● What you will do: Leaving out all images, write out the records that follow exactly.
[start Data listing]
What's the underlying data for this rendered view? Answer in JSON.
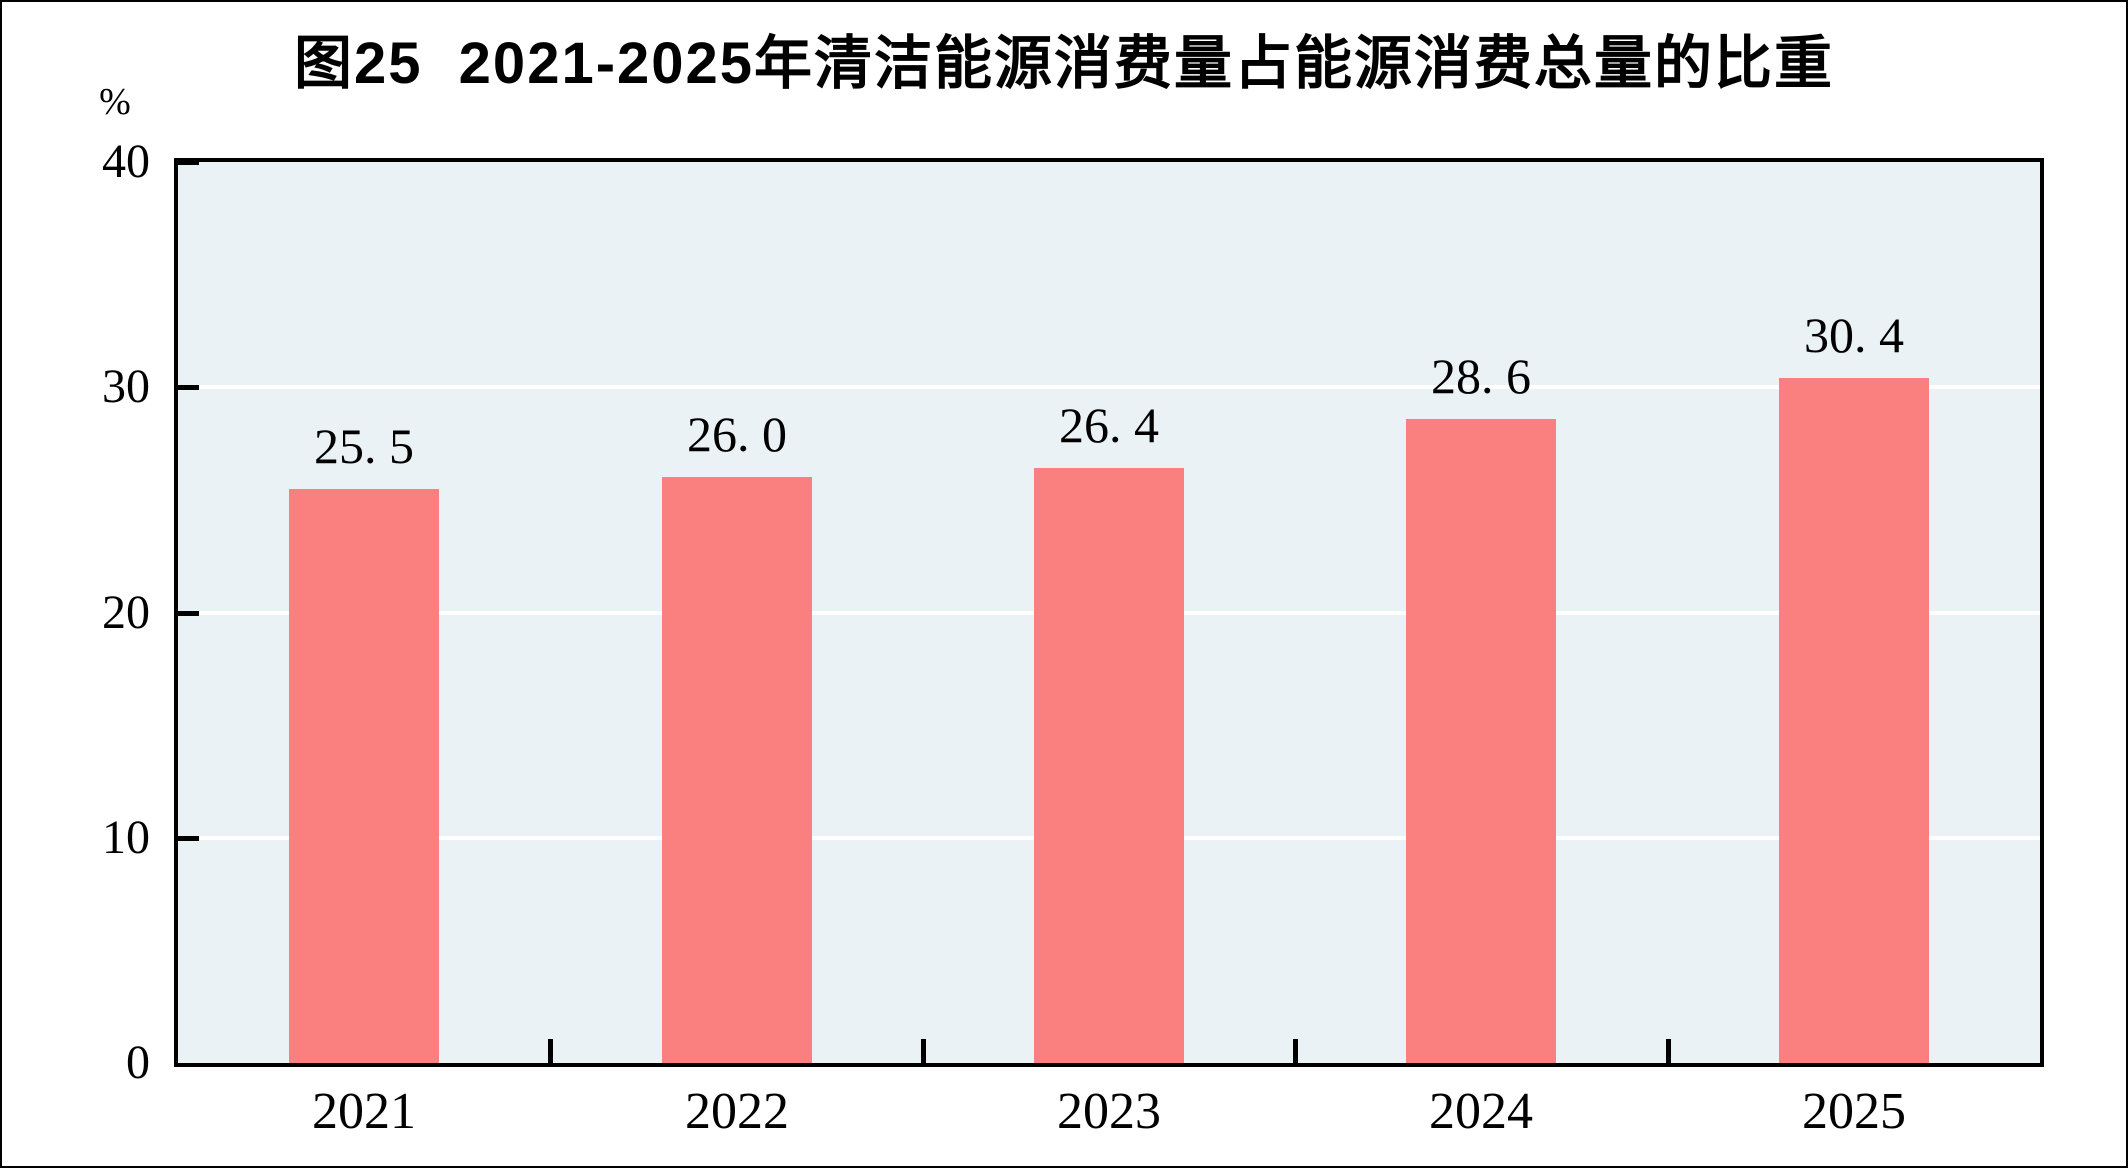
{
  "chart": {
    "unit_label": "%",
    "colors": {
      "bar": "#FA8080",
      "plot_background": "#EBF2F5",
      "gridline": "#FFFFFF",
      "axis_and_border": "#000000",
      "text": "#000000"
    }
  },
  "chart_data": {
    "type": "bar",
    "title": "图25  2021-2025年清洁能源消费量占能源消费总量的比重",
    "categories": [
      "2021",
      "2022",
      "2023",
      "2024",
      "2025"
    ],
    "values": [
      25.5,
      26.0,
      26.4,
      28.6,
      30.4
    ],
    "value_labels": [
      "25. 5",
      "26. 0",
      "26. 4",
      "28. 6",
      "30. 4"
    ],
    "xlabel": "",
    "ylabel": "%",
    "ylim": [
      0,
      40
    ],
    "yticks": [
      0,
      10,
      20,
      30,
      40
    ],
    "gridlines_at": [
      10,
      20,
      30
    ],
    "legend": "none",
    "grid": "horizontal white gridlines on light blue plot background",
    "value_label_position": "above bars"
  }
}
[end Data listing]
● Result for this exercise:
What's the underlying data for this rendered view? Answer in JSON.
{
  "chart": {
    "unit_label": "%",
    "colors": {
      "bar": "#FA8080",
      "plot_background": "#EBF2F5",
      "gridline": "#FFFFFF",
      "axis_and_border": "#000000",
      "text": "#000000"
    }
  },
  "chart_data": {
    "type": "bar",
    "title": "图25  2021-2025年清洁能源消费量占能源消费总量的比重",
    "categories": [
      "2021",
      "2022",
      "2023",
      "2024",
      "2025"
    ],
    "values": [
      25.5,
      26.0,
      26.4,
      28.6,
      30.4
    ],
    "value_labels": [
      "25. 5",
      "26. 0",
      "26. 4",
      "28. 6",
      "30. 4"
    ],
    "xlabel": "",
    "ylabel": "%",
    "ylim": [
      0,
      40
    ],
    "yticks": [
      0,
      10,
      20,
      30,
      40
    ],
    "gridlines_at": [
      10,
      20,
      30
    ],
    "legend": "none",
    "grid": "horizontal white gridlines on light blue plot background",
    "value_label_position": "above bars"
  }
}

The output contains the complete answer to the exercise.